▶ Provided records:
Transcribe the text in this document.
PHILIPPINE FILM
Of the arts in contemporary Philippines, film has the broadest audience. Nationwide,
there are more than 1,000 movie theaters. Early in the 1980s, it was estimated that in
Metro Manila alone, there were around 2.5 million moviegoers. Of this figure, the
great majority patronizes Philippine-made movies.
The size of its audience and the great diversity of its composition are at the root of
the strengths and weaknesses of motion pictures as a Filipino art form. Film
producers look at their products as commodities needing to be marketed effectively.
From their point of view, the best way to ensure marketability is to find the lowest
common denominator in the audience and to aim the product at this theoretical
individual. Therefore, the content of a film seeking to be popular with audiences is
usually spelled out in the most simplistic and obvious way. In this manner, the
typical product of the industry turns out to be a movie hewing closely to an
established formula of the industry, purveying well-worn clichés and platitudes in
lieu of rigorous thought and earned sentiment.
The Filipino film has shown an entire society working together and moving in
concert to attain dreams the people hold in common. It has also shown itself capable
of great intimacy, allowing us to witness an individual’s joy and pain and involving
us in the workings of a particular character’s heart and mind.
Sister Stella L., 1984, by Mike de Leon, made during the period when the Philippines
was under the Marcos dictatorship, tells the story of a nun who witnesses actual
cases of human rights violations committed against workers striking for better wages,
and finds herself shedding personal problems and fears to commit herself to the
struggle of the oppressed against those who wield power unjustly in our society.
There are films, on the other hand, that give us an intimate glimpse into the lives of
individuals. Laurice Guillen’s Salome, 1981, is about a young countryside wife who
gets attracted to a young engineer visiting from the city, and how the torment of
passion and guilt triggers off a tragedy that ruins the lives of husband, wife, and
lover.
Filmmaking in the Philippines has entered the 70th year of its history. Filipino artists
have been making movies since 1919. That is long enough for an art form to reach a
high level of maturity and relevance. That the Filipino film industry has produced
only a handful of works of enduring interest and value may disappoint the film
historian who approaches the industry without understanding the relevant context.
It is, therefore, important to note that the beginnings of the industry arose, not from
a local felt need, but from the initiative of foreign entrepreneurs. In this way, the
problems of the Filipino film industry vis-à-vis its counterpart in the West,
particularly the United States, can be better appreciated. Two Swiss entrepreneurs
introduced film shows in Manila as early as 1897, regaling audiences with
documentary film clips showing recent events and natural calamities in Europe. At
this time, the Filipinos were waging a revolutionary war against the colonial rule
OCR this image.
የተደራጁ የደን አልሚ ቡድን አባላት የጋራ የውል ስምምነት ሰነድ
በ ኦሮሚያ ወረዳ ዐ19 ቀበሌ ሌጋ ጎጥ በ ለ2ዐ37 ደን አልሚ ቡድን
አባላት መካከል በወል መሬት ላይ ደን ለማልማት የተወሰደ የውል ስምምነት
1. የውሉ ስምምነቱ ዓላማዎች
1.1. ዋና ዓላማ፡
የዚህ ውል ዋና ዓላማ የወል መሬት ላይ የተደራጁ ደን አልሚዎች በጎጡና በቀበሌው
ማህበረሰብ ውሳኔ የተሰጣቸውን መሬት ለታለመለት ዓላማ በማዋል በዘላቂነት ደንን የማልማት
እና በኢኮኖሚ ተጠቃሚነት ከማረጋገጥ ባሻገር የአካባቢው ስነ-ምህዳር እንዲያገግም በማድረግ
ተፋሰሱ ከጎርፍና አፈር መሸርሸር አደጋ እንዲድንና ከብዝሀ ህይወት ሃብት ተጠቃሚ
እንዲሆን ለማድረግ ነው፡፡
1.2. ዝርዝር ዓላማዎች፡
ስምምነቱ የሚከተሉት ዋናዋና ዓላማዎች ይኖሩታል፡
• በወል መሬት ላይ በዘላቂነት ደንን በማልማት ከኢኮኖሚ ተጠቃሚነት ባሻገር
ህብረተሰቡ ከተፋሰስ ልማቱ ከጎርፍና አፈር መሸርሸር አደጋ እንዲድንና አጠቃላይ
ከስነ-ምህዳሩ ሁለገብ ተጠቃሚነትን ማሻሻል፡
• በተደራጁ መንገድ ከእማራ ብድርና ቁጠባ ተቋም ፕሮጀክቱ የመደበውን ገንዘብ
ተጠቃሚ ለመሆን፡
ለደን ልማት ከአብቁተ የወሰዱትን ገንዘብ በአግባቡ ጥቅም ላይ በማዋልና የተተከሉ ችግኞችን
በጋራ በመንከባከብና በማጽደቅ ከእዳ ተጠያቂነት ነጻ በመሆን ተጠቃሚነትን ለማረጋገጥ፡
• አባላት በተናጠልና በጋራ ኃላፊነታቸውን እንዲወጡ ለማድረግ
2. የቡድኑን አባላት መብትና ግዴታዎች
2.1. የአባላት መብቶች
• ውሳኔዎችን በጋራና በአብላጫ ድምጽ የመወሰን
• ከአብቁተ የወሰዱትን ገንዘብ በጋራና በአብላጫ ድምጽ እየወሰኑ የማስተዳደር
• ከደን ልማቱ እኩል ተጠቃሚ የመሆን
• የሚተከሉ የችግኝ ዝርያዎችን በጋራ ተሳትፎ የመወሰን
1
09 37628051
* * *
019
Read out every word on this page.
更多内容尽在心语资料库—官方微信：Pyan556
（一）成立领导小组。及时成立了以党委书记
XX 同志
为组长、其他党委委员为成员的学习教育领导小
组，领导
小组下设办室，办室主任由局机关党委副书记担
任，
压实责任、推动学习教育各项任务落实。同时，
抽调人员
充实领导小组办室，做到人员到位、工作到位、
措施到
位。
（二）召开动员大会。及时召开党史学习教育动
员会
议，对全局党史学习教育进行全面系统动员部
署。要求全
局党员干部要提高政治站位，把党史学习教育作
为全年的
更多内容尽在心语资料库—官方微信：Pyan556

▶ Directions for this task:
Each record above must be given again exactly.

▶ Answer for this exercise:
Transcribe the text in this document.
PHILIPPINE FILM
Of the arts in contemporary Philippines, film has the broadest audience. Nationwide,
there are more than 1,000 movie theaters. Early in the 1980s, it was estimated that in
Metro Manila alone, there were around 2.5 million moviegoers. Of this figure, the
great majority patronizes Philippine-made movies.
The size of its audience and the great diversity of its composition are at the root of
the strengths and weaknesses of motion pictures as a Filipino art form. Film
producers look at their products as commodities needing to be marketed effectively.
From their point of view, the best way to ensure marketability is to find the lowest
common denominator in the audience and to aim the product at this theoretical
individual. Therefore, the content of a film seeking to be popular with audiences is
usually spelled out in the most simplistic and obvious way. In this manner, the
typical product of the industry turns out to be a movie hewing closely to an
established formula of the industry, purveying well-worn clichés and platitudes in
lieu of rigorous thought and earned sentiment.
The Filipino film has shown an entire society working together and moving in
concert to attain dreams the people hold in common. It has also shown itself capable
of great intimacy, allowing us to witness an individual’s joy and pain and involving
us in the workings of a particular character’s heart and mind.
Sister Stella L., 1984, by Mike de Leon, made during the period when the Philippines
was under the Marcos dictatorship, tells the story of a nun who witnesses actual
cases of human rights violations committed against workers striking for better wages,
and finds herself shedding personal problems and fears to commit herself to the
struggle of the oppressed against those who wield power unjustly in our society.
There are films, on the other hand, that give us an intimate glimpse into the lives of
individuals. Laurice Guillen’s Salome, 1981, is about a young countryside wife who
gets attracted to a young engineer visiting from the city, and how the torment of
passion and guilt triggers off a tragedy that ruins the lives of husband, wife, and
lover.
Filmmaking in the Philippines has entered the 70th year of its history. Filipino artists
have been making movies since 1919. That is long enough for an art form to reach a
high level of maturity and relevance. That the Filipino film industry has produced
only a handful of works of enduring interest and value may disappoint the film
historian who approaches the industry without understanding the relevant context.
It is, therefore, important to note that the beginnings of the industry arose, not from
a local felt need, but from the initiative of foreign entrepreneurs. In this way, the
problems of the Filipino film industry vis-à-vis its counterpart in the West,
particularly the United States, can be better appreciated. Two Swiss entrepreneurs
introduced film shows in Manila as early as 1897, regaling audiences with
documentary film clips showing recent events and natural calamities in Europe. At
this time, the Filipinos were waging a revolutionary war against the colonial rule
OCR this image.
የተደራጁ የደን አልሚ ቡድን አባላት የጋራ የውል ስምምነት ሰነድ
በ ኦሮሚያ ወረዳ ዐ19 ቀበሌ ሌጋ ጎጥ በ ለ2ዐ37 ደን አልሚ ቡድን
አባላት መካከል በወል መሬት ላይ ደን ለማልማት የተወሰደ የውል ስምምነት
1. የውሉ ስምምነቱ ዓላማዎች
1.1. ዋና ዓላማ፡
የዚህ ውል ዋና ዓላማ የወል መሬት ላይ የተደራጁ ደን አልሚዎች በጎጡና በቀበሌው
ማህበረሰብ ውሳኔ የተሰጣቸውን መሬት ለታለመለት ዓላማ በማዋል በዘላቂነት ደንን የማልማት
እና በኢኮኖሚ ተጠቃሚነት ከማረጋገጥ ባሻገር የአካባቢው ስነ-ምህዳር እንዲያገግም በማድረግ
ተፋሰሱ ከጎርፍና አፈር መሸርሸር አደጋ እንዲድንና ከብዝሀ ህይወት ሃብት ተጠቃሚ
እንዲሆን ለማድረግ ነው፡፡
1.2. ዝርዝር ዓላማዎች፡
ስምምነቱ የሚከተሉት ዋናዋና ዓላማዎች ይኖሩታል፡
• በወል መሬት ላይ በዘላቂነት ደንን በማልማት ከኢኮኖሚ ተጠቃሚነት ባሻገር
ህብረተሰቡ ከተፋሰስ ልማቱ ከጎርፍና አፈር መሸርሸር አደጋ እንዲድንና አጠቃላይ
ከስነ-ምህዳሩ ሁለገብ ተጠቃሚነትን ማሻሻል፡
• በተደራጁ መንገድ ከእማራ ብድርና ቁጠባ ተቋም ፕሮጀክቱ የመደበውን ገንዘብ
ተጠቃሚ ለመሆን፡
ለደን ልማት ከአብቁተ የወሰዱትን ገንዘብ በአግባቡ ጥቅም ላይ በማዋልና የተተከሉ ችግኞችን
በጋራ በመንከባከብና በማጽደቅ ከእዳ ተጠያቂነት ነጻ በመሆን ተጠቃሚነትን ለማረጋገጥ፡
• አባላት በተናጠልና በጋራ ኃላፊነታቸውን እንዲወጡ ለማድረግ
2. የቡድኑን አባላት መብትና ግዴታዎች
2.1. የአባላት መብቶች
• ውሳኔዎችን በጋራና በአብላጫ ድምጽ የመወሰን
• ከአብቁተ የወሰዱትን ገንዘብ በጋራና በአብላጫ ድምጽ እየወሰኑ የማስተዳደር
• ከደን ልማቱ እኩል ተጠቃሚ የመሆን
• የሚተከሉ የችግኝ ዝርያዎችን በጋራ ተሳትፎ የመወሰን
1
09 37628051
* * *
019
Read out every word on this page.
更多内容尽在心语资料库—官方微信：Pyan556
（一）成立领导小组。及时成立了以党委书记
XX 同志
为组长、其他党委委员为成员的学习教育领导小
组，领导
小组下设办室，办室主任由局机关党委副书记担
任，
压实责任、推动学习教育各项任务落实。同时，
抽调人员
充实领导小组办室，做到人员到位、工作到位、
措施到
位。
（二）召开动员大会。及时召开党史学习教育动
员会
议，对全局党史学习教育进行全面系统动员部
署。要求全
局党员干部要提高政治站位，把党史学习教育作
为全年的
更多内容尽在心语资料库—官方微信：Pyan556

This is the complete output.